§ **REQUIRED WORK**: Write out, please, the line containing "Extract all readable text from this page." together with all lines after it, up to and including the last one, with no other output.

— Start of GIVEN DATA —

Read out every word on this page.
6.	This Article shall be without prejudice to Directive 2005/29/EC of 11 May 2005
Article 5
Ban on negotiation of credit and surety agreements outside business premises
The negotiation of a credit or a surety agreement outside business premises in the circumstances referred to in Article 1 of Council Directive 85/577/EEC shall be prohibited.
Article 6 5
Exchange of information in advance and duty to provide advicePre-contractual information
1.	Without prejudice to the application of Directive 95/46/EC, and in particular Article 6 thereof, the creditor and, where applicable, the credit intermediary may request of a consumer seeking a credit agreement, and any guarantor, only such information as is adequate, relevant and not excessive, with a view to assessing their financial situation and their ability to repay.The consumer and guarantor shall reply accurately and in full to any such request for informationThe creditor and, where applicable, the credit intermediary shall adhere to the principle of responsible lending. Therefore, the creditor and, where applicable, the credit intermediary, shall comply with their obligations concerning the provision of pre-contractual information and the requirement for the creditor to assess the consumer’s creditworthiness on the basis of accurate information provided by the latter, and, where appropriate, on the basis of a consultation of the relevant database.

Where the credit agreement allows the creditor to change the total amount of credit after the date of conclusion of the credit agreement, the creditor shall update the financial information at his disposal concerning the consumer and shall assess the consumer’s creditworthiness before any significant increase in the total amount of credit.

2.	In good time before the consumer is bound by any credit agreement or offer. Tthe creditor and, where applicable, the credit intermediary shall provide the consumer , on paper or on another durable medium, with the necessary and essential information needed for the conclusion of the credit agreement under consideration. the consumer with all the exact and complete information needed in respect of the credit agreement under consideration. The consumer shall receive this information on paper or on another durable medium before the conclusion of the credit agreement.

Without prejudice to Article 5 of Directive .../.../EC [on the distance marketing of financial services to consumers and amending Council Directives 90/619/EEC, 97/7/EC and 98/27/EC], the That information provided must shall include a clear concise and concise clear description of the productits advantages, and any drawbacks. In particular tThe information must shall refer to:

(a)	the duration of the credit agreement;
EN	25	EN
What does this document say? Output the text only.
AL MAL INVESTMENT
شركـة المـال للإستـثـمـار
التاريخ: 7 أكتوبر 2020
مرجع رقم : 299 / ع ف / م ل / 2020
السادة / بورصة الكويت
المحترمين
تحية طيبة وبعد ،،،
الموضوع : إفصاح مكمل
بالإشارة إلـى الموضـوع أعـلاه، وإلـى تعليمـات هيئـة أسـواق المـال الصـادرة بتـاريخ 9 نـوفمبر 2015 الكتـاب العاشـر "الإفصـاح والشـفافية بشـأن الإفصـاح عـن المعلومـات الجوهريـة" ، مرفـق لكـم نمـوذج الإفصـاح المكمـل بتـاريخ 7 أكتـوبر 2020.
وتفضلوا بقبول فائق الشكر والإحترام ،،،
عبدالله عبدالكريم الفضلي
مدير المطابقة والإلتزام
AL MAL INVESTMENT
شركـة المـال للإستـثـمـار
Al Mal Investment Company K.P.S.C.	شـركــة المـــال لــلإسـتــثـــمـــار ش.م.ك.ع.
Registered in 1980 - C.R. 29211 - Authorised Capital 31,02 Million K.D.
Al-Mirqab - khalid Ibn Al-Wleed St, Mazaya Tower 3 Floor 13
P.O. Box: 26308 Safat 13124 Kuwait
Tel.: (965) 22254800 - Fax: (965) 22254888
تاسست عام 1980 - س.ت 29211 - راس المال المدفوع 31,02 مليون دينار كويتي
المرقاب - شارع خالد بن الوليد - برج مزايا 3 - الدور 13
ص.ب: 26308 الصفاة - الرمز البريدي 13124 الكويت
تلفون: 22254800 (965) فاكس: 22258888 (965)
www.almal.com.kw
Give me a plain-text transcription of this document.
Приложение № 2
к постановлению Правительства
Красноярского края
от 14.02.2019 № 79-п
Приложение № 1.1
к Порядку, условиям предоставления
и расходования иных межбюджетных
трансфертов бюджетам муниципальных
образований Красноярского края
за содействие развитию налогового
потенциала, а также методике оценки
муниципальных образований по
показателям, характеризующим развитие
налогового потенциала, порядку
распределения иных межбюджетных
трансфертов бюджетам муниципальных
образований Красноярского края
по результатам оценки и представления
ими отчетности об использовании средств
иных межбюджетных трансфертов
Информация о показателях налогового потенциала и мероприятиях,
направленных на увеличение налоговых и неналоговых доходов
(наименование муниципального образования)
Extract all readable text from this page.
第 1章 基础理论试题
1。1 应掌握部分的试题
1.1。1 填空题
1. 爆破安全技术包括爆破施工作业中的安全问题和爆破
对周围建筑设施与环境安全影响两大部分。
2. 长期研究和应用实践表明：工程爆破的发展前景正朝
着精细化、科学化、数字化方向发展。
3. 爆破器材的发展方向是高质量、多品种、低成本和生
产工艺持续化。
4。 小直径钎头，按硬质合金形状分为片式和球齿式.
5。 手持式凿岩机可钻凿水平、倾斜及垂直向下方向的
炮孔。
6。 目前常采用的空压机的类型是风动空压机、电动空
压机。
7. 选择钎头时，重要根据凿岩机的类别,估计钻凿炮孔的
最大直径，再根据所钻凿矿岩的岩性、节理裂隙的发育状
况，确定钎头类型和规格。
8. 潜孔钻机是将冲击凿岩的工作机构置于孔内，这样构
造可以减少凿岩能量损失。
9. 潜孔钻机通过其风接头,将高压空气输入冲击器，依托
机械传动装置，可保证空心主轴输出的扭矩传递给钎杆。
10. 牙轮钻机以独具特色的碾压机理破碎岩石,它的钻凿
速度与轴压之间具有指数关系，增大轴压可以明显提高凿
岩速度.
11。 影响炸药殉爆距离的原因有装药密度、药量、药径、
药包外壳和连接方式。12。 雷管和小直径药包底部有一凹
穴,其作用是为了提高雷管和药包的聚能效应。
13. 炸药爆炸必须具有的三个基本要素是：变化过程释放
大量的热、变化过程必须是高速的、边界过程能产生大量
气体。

— End of GIVEN DATA —

§ **THE RESULT**:
Extract all readable text from this page.
第 1章 基础理论试题
1。1 应掌握部分的试题
1.1。1 填空题
1. 爆破安全技术包括爆破施工作业中的安全问题和爆破
对周围建筑设施与环境安全影响两大部分。
2. 长期研究和应用实践表明：工程爆破的发展前景正朝
着精细化、科学化、数字化方向发展。
3. 爆破器材的发展方向是高质量、多品种、低成本和生
产工艺持续化。
4。 小直径钎头，按硬质合金形状分为片式和球齿式.
5。 手持式凿岩机可钻凿水平、倾斜及垂直向下方向的
炮孔。
6。 目前常采用的空压机的类型是风动空压机、电动空
压机。
7. 选择钎头时，重要根据凿岩机的类别,估计钻凿炮孔的
最大直径，再根据所钻凿矿岩的岩性、节理裂隙的发育状
况，确定钎头类型和规格。
8. 潜孔钻机是将冲击凿岩的工作机构置于孔内，这样构
造可以减少凿岩能量损失。
9. 潜孔钻机通过其风接头,将高压空气输入冲击器，依托
机械传动装置，可保证空心主轴输出的扭矩传递给钎杆。
10. 牙轮钻机以独具特色的碾压机理破碎岩石,它的钻凿
速度与轴压之间具有指数关系，增大轴压可以明显提高凿
岩速度.
11。 影响炸药殉爆距离的原因有装药密度、药量、药径、
药包外壳和连接方式。12。 雷管和小直径药包底部有一凹
穴,其作用是为了提高雷管和药包的聚能效应。
13. 炸药爆炸必须具有的三个基本要素是：变化过程释放
大量的热、变化过程必须是高速的、边界过程能产生大量
气体。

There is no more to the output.